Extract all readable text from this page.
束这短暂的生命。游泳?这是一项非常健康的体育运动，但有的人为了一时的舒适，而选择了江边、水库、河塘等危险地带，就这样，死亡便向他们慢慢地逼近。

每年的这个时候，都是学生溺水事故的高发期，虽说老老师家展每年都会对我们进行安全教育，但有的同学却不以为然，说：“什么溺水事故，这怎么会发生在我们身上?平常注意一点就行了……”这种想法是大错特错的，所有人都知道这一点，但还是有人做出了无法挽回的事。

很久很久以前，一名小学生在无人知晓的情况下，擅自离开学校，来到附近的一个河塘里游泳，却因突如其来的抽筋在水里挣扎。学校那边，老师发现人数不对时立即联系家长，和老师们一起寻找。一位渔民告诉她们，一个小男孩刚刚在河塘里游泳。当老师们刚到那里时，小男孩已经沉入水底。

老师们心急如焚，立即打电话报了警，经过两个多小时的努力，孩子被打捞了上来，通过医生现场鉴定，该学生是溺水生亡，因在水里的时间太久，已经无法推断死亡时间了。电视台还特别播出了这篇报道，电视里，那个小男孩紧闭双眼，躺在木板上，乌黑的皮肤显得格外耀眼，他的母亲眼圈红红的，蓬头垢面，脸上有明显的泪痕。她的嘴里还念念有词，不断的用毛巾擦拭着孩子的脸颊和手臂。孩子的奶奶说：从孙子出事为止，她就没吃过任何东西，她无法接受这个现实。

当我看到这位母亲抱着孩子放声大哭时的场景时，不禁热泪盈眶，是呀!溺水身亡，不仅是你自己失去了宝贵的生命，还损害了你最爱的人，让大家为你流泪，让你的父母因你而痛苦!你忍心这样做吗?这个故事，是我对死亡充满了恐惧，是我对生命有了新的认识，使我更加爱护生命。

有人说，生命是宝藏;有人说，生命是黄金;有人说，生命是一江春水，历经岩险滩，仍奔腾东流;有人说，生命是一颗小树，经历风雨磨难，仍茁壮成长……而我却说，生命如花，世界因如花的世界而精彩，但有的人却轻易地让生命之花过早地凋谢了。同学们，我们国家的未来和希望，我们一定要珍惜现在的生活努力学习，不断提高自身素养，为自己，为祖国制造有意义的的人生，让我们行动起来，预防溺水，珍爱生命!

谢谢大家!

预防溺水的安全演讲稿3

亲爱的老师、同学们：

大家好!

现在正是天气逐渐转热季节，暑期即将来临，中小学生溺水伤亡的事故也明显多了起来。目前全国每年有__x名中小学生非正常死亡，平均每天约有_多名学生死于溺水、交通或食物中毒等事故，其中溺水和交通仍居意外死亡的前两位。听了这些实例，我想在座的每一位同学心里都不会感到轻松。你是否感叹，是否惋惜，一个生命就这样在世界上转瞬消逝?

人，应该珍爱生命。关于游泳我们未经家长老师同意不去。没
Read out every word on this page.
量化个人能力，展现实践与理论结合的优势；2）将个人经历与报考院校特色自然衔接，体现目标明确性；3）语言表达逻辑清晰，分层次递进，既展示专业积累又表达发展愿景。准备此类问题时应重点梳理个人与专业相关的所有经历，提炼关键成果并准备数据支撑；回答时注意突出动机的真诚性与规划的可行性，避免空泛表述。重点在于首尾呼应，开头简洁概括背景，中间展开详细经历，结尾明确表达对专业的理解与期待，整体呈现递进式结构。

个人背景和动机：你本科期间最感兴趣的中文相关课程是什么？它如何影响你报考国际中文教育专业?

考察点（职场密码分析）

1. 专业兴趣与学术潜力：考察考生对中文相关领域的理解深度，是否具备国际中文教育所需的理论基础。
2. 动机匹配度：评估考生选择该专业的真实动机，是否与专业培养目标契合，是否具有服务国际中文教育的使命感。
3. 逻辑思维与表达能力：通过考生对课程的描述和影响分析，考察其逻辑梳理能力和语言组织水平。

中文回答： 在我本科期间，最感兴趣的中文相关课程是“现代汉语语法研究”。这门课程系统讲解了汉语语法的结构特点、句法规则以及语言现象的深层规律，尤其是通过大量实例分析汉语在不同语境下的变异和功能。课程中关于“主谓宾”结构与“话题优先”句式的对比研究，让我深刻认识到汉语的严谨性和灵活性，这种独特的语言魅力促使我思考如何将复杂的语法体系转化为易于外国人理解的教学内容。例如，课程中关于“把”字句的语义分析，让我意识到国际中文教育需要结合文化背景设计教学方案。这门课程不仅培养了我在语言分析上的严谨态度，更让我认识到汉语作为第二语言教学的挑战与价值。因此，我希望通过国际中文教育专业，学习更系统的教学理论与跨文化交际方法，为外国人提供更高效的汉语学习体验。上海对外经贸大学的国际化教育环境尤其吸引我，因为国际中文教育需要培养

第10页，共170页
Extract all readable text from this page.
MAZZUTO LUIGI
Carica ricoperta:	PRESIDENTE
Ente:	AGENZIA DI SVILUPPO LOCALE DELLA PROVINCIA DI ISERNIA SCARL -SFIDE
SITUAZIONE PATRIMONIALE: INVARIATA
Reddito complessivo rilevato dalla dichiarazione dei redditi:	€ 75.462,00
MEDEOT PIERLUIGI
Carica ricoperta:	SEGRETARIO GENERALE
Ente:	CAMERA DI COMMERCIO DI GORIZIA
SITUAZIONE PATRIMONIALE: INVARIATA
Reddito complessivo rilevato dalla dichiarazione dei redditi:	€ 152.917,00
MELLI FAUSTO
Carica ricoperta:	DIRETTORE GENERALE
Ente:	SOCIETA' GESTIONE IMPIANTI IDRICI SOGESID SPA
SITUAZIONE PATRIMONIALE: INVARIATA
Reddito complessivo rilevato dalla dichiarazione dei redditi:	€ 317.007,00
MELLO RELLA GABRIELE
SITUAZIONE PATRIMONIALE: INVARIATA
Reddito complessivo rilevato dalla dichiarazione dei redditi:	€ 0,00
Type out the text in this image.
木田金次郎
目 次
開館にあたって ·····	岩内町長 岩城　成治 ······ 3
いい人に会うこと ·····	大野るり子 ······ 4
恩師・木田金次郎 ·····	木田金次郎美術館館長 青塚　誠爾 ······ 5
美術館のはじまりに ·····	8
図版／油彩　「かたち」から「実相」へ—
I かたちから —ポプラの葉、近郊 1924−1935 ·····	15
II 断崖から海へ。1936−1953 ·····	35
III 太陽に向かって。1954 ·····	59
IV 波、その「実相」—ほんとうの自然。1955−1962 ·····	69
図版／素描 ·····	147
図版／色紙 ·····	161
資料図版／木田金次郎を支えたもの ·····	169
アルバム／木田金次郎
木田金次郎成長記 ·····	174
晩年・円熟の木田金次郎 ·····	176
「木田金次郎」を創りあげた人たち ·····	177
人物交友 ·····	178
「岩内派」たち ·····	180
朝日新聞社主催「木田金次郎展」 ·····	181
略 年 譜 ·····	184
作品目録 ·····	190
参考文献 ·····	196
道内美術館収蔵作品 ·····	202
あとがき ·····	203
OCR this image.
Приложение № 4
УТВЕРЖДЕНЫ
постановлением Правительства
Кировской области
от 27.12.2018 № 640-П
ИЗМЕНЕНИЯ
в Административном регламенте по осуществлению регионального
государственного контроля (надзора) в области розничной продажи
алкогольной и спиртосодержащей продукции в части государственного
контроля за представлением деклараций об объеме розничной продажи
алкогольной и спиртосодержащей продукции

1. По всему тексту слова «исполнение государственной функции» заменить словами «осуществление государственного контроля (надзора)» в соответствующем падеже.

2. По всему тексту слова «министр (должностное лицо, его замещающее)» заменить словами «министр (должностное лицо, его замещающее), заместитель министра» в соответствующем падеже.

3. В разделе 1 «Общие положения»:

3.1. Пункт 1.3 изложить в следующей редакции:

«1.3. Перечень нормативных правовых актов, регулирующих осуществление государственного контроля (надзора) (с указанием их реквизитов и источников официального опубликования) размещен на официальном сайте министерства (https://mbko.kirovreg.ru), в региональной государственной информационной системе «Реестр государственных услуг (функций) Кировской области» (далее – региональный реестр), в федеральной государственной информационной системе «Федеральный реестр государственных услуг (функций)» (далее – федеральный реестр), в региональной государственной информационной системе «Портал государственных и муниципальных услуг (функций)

····················

- _What is required_
Pull every line holding "тексту" out of the records.

- _Worked answer_
1. По всему тексту слова «исполнение государственной функции» заменить словами «осуществление государственного контроля (надзора)» в соответствующем падеже.
2. По всему тексту слова «министр (должностное лицо, его замещающее)» заменить словами «министр (должностное лицо, его замещающее), заместитель министра» в соответствующем падеже.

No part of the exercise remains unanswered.